Directive:
Find the string "only" in the records. Copy every line it appears in.

Items:
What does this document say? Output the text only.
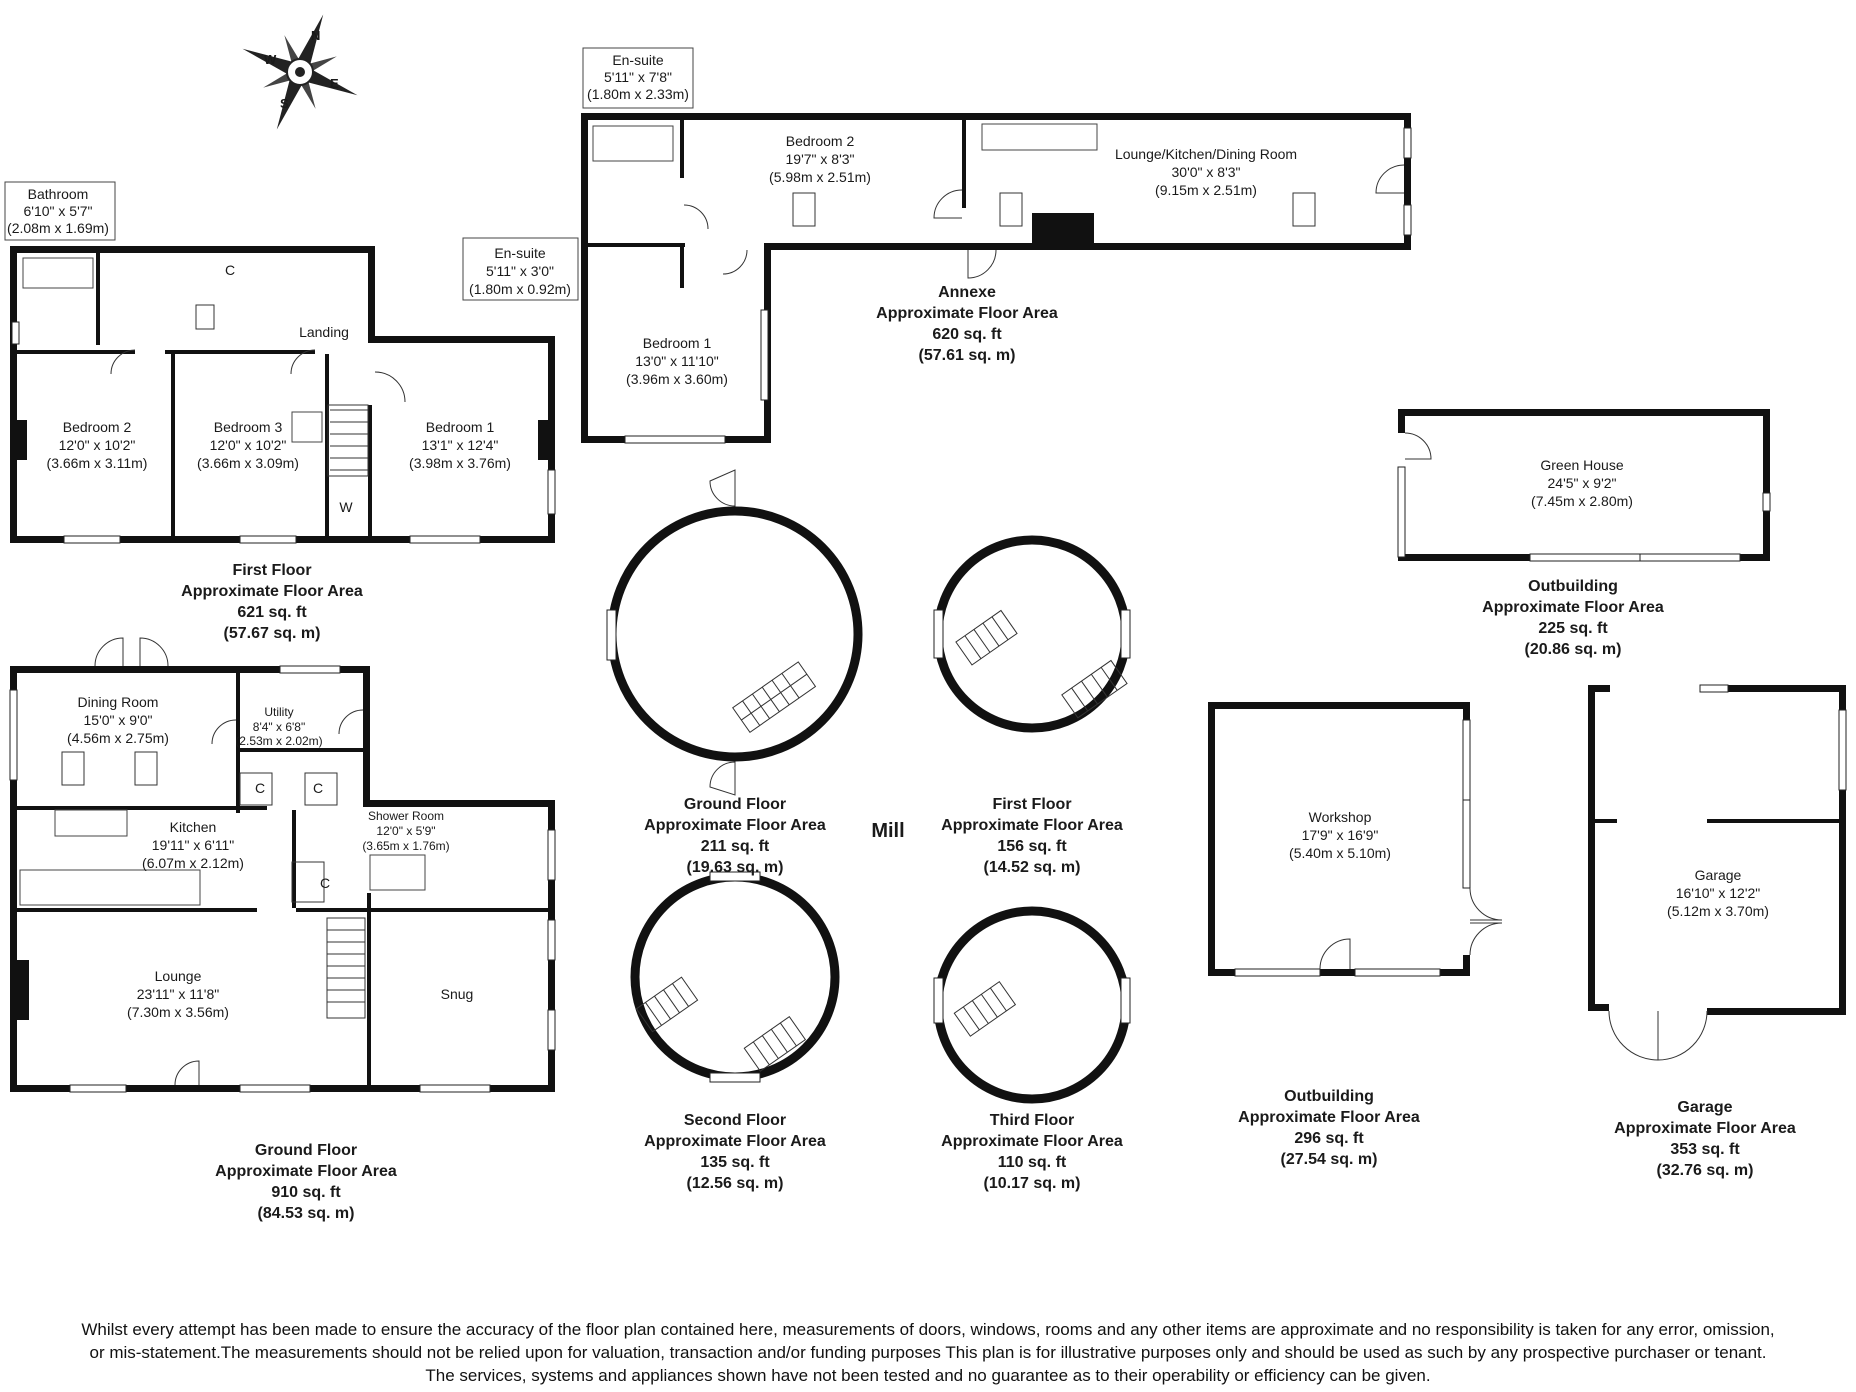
N
E
S
W	En-suite
5'11" x 7'8"
(1.80m x 2.33m)
En-suite
5'11" x 3'0"
(1.80m x 0.92m)
Bedroom 2
19'7" x 8'3"
(5.98m x 2.51m)
Lounge/Kitchen/Dining Room
30'0" x 8'3"
(9.15m x 2.51m)
Bedroom 1
13'0" x 11'10"
(3.96m x 3.60m)
Annexe
Approximate Floor Area
620 sq. ft
(57.61 sq. m)
Bathroom
6'10" x 5'7"
(2.08m x 1.69m)
C
Landing
Bedroom 2
12'0" x 10'2"
(3.66m x 3.11m)
Bedroom 3
12'0" x 10'2"
(3.66m x 3.09m)
Bedroom 1
13'1" x 12'4"
(3.98m x 3.76m)
W
First Floor
Approximate Floor Area
621 sq. ft
(57.67 sq. m)
Dining Room
15'0" x 9'0"
(4.56m x 2.75m)
Utility
8'4" x 6'8"
(2.53m x 2.02m)
C	C
C
Kitchen
19'11" x 6'11"
(6.07m x 2.12m)
Shower Room
12'0" x 5'9"
(3.65m x 1.76m)
Lounge
23'11" x 11'8"
(7.30m x 3.56m)
Snug
Ground Floor
Approximate Floor Area
910 sq. ft
(84.53 sq. m)
Mill
Ground Floor
Approximate Floor Area
211 sq. ft
(19.63 sq. m)
First Floor
Approximate Floor Area
156 sq. ft
(14.52 sq. m)
Second Floor
Approximate Floor Area
135 sq. ft
(12.56 sq. m)
Third Floor
Approximate Floor Area
110 sq. ft
(10.17 sq. m)
Green House
24'5" x 9'2"
(7.45m x 2.80m)
Outbuilding
Approximate Floor Area
225 sq. ft
(20.86 sq. m)
Workshop
17'9" x 16'9"
(5.40m x 5.10m)
Outbuilding
Approximate Floor Area
296 sq. ft
(27.54 sq. m)
Garage
16'10" x 12'2"
(5.12m x 3.70m)
Garage
Approximate Floor Area
353 sq. ft
(32.76 sq. m)
Whilst every attempt has been made to ensure the accuracy of the floor plan contained here, measurements of doors, windows, rooms and any other items are approximate and no responsibility is taken for any error, omission,
or mis-statement.The measurements should not be relied upon for valuation, transaction and/or funding purposes This plan is for illustrative purposes only and should be used as such by any prospective purchaser or tenant.
The services, systems and appliances shown have not been tested and no guarantee as to their operability or efficiency can be given.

The response:
What does this document say? Output the text only.
or mis-statement.The measurements should not be relied upon for valuation, transaction and/or funding purposes This plan is for illustrative purposes only and should be used as such by any prospective purchaser or tenant.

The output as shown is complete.